___ Provided data ___

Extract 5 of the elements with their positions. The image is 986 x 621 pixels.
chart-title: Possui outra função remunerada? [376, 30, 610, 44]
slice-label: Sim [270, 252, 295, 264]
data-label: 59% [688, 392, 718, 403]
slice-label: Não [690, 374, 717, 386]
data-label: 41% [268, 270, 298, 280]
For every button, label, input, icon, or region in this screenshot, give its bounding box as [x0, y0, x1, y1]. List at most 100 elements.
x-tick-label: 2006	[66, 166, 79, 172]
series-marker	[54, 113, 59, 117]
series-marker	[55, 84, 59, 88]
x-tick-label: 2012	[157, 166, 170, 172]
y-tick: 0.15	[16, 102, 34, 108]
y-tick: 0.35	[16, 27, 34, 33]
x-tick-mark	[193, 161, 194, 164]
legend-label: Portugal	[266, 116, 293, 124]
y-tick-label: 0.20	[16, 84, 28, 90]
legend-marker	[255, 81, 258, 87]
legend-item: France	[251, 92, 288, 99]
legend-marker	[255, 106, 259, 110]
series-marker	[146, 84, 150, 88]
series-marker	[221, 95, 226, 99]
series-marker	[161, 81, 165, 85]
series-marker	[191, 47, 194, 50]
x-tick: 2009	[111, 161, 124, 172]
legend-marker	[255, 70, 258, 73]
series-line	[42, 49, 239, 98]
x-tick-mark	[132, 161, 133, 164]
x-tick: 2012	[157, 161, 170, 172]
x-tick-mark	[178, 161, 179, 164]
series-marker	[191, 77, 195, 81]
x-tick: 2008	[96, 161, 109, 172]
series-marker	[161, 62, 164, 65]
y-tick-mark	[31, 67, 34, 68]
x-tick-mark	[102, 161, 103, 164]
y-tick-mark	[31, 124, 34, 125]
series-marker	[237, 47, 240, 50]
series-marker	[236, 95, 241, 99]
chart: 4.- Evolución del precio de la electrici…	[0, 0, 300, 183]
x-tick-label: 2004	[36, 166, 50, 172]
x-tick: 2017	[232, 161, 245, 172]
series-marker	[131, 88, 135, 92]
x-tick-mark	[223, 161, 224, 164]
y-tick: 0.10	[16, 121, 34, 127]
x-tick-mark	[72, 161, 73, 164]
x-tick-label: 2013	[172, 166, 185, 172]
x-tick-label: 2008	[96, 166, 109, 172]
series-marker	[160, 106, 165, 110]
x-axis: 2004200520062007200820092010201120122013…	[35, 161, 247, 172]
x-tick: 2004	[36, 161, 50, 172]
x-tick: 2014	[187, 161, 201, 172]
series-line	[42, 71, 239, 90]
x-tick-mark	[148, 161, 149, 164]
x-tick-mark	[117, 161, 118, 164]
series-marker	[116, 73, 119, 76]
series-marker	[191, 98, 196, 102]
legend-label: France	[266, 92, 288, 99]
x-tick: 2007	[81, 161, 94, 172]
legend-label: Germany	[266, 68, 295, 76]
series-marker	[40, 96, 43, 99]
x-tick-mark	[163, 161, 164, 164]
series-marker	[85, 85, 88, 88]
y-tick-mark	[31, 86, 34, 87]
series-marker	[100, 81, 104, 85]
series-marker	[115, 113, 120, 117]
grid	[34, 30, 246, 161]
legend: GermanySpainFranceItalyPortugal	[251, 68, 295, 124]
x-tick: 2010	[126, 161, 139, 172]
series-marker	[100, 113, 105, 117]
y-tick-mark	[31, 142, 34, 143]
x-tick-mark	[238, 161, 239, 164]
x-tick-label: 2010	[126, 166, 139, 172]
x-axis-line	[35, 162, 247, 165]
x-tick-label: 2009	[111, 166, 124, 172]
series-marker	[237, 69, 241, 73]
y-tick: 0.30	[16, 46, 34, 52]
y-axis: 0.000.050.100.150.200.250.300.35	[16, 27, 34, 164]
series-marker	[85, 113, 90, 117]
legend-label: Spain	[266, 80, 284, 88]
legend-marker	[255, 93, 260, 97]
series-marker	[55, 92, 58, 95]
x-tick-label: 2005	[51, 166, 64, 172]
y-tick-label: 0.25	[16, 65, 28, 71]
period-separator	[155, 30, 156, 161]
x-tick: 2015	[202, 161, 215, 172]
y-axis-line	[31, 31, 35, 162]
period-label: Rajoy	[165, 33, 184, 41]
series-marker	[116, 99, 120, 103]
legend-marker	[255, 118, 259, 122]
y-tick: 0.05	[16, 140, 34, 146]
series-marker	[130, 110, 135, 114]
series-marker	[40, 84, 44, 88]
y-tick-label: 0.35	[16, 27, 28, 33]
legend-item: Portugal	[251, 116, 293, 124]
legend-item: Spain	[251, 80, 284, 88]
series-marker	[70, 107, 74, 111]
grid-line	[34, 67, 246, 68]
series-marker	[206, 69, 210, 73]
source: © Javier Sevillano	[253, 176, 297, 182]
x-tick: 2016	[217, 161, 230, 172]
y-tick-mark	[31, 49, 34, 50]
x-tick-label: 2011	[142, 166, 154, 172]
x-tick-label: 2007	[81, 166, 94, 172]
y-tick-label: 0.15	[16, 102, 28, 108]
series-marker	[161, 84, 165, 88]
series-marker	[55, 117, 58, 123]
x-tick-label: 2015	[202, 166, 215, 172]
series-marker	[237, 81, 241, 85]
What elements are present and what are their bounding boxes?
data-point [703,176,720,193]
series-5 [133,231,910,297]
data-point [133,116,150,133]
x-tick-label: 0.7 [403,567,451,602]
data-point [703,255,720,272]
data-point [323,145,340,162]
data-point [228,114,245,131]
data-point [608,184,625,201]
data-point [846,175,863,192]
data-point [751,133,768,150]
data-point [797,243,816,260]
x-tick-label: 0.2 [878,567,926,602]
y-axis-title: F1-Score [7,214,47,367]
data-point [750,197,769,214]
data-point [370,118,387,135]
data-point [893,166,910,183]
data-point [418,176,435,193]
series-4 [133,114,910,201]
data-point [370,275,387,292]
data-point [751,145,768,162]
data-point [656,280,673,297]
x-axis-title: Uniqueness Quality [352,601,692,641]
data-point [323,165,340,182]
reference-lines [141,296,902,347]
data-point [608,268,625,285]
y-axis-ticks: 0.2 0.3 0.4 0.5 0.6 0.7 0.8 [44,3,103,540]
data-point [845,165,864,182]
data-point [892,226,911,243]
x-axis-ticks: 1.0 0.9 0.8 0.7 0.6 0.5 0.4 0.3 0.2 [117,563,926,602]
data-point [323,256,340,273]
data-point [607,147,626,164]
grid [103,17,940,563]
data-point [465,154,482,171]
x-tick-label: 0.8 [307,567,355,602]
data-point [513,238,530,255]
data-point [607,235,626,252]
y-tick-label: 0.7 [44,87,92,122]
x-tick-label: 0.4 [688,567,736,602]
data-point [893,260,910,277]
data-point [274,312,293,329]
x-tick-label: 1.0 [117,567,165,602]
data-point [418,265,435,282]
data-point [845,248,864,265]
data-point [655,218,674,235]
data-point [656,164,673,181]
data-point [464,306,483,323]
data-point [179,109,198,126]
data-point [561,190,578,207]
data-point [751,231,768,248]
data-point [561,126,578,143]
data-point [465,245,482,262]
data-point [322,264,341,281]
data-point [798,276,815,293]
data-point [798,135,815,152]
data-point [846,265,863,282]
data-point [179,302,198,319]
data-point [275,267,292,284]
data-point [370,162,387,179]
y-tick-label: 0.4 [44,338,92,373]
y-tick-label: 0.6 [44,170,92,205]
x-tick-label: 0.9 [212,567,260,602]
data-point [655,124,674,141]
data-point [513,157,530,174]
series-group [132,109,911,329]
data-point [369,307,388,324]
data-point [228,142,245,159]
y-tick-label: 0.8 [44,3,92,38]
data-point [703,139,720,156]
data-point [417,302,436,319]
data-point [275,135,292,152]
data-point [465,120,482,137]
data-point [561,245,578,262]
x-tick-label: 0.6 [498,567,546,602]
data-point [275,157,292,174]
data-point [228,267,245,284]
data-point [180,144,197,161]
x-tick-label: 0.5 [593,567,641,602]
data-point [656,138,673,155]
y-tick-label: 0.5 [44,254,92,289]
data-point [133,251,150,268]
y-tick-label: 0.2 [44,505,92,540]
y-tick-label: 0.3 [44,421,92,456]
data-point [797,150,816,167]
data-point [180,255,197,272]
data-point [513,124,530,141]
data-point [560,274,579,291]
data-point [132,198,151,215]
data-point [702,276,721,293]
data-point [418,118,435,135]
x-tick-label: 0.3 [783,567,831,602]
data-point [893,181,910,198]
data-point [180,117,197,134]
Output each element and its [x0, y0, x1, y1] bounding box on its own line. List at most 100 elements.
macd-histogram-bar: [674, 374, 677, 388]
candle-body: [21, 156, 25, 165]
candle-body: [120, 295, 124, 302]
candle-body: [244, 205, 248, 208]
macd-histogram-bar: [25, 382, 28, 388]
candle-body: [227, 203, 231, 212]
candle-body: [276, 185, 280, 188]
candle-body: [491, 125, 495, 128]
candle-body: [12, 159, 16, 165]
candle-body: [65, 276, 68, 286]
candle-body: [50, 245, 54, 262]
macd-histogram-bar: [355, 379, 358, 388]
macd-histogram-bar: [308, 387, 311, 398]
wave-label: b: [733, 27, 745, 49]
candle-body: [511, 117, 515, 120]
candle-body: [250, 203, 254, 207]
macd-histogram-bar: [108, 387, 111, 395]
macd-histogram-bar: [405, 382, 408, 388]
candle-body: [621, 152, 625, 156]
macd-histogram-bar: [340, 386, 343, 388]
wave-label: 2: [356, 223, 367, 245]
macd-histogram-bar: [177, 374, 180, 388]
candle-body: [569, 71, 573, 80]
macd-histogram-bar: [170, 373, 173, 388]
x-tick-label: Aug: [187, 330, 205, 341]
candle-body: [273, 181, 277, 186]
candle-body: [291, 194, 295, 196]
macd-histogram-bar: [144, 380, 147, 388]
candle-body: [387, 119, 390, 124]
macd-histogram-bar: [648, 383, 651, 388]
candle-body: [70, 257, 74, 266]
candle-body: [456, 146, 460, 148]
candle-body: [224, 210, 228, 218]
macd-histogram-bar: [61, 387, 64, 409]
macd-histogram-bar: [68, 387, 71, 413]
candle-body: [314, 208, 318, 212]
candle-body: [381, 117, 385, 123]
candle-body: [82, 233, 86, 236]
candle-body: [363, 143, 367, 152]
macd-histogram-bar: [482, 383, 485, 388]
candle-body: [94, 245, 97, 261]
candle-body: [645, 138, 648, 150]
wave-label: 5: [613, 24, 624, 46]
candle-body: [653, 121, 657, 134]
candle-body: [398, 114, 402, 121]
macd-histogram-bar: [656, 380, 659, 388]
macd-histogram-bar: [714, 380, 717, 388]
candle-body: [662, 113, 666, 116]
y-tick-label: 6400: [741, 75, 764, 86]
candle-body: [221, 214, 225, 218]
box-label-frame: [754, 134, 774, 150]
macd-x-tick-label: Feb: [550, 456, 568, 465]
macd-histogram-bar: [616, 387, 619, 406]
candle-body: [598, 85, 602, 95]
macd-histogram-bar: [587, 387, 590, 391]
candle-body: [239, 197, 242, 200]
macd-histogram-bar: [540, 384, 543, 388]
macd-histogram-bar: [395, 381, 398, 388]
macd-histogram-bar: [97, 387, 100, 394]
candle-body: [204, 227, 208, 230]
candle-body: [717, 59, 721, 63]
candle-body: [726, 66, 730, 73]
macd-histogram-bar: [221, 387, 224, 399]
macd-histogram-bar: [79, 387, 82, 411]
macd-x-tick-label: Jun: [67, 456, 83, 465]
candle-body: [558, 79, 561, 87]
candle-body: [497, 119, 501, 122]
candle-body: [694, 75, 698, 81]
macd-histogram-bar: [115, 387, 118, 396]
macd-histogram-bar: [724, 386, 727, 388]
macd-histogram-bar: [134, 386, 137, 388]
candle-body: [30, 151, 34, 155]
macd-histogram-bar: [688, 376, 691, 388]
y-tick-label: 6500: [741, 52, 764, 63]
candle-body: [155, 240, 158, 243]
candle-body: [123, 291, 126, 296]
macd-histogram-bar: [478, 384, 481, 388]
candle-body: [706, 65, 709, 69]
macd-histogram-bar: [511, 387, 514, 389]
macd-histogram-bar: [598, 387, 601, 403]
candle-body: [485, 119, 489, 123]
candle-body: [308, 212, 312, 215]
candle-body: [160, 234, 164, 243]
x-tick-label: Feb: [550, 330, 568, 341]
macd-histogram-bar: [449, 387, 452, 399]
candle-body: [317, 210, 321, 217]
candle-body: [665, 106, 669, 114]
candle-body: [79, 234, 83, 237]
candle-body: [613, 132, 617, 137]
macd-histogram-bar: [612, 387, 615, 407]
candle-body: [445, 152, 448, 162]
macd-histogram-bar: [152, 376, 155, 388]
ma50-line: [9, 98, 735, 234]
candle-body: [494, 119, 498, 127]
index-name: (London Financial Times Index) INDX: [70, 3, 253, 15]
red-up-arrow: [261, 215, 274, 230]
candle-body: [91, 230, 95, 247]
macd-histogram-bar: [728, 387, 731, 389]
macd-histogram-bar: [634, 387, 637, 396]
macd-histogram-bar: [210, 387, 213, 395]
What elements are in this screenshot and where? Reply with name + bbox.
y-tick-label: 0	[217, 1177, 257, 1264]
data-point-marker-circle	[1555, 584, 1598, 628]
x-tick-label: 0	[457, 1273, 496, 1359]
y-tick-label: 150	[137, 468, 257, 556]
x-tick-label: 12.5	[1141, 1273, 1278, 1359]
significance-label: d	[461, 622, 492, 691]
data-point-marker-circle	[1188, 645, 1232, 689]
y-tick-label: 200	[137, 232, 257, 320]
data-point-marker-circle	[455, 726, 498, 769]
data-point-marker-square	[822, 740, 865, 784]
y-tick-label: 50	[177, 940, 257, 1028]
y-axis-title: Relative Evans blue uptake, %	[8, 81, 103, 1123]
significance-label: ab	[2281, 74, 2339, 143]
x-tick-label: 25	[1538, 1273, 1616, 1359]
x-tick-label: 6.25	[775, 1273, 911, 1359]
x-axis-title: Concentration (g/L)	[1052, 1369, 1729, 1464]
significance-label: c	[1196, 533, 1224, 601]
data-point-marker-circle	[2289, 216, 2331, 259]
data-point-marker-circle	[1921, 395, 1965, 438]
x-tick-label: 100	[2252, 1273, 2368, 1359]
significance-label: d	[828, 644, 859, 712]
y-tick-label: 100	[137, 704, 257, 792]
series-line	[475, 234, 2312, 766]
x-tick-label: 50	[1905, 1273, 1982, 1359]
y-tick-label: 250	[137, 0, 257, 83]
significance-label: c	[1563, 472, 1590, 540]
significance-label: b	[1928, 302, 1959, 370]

___

*Short exercise*
Reproduce verbatim the lines of the records starting at the beginning of the records and ending with the line that contains "113, 59, 117]", including that line.

*Solved exercise*
Extract 5 of the elements with their positions. The image is 986 x 621 pixels.
chart-title: Possui outra função remunerada? [376, 30, 610, 44]
slice-label: Sim [270, 252, 295, 264]
data-label: 59% [688, 392, 718, 403]
slice-label: Não [690, 374, 717, 386]
data-label: 41% [268, 270, 298, 280]
For every button, label, input, icon, or region in this screenshot, give its bounding box as [x0, y0, x1, y1]. List at most 100 elements.
x-tick-label: 2006	[66, 166, 79, 172]
series-marker	[54, 113, 59, 117]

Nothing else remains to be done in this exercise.